● SOURCE RECORDS
▶
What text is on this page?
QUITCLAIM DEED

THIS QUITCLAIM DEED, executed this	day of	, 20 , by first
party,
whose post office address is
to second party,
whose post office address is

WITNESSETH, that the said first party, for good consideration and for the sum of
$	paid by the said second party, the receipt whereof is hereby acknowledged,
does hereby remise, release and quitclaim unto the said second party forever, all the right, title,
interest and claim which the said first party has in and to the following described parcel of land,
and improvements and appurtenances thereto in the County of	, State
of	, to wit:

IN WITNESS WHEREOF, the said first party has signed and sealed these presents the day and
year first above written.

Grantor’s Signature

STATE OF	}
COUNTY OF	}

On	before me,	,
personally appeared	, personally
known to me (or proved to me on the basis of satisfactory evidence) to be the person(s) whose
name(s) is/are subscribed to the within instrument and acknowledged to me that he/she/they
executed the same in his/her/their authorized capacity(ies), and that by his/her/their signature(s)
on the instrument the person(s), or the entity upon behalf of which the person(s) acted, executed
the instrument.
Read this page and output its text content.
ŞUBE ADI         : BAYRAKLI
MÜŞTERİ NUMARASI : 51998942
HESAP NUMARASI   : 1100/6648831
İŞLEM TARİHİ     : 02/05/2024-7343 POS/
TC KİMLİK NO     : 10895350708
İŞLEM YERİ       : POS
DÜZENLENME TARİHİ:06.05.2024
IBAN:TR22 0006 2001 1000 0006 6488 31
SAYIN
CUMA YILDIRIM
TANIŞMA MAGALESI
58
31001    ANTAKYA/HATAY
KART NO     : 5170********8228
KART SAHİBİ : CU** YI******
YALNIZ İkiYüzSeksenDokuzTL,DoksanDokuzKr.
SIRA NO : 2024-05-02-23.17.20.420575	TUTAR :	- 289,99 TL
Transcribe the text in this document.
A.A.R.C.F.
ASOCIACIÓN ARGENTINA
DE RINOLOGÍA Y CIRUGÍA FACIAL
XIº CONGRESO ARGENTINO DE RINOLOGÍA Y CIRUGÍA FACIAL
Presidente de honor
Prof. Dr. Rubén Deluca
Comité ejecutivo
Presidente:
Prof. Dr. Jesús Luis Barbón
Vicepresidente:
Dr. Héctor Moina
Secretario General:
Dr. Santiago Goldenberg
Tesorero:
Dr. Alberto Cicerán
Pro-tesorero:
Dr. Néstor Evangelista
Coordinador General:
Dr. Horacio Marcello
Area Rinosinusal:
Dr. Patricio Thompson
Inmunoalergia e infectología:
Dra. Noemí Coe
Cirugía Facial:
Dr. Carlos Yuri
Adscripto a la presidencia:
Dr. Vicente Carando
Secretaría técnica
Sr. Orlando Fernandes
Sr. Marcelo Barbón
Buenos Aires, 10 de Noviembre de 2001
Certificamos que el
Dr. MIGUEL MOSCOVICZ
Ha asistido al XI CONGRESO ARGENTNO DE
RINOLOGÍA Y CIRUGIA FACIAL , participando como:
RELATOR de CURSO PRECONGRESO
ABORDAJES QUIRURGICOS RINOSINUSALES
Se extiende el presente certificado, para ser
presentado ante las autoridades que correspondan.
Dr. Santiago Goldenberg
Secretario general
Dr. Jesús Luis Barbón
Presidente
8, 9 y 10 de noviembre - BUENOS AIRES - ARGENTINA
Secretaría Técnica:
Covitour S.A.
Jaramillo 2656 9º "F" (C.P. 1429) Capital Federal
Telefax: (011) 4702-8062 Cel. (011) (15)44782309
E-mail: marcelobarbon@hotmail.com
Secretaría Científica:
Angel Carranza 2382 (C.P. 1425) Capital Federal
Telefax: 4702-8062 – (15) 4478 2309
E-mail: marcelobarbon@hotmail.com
◀
Pick out the lines that contain "Telefax" and copy them.

● TASK ANSWER
Telefax: (011) 4702-8062 Cel. (011) (15)44782309
Telefax: 4702-8062 – (15) 4478 2309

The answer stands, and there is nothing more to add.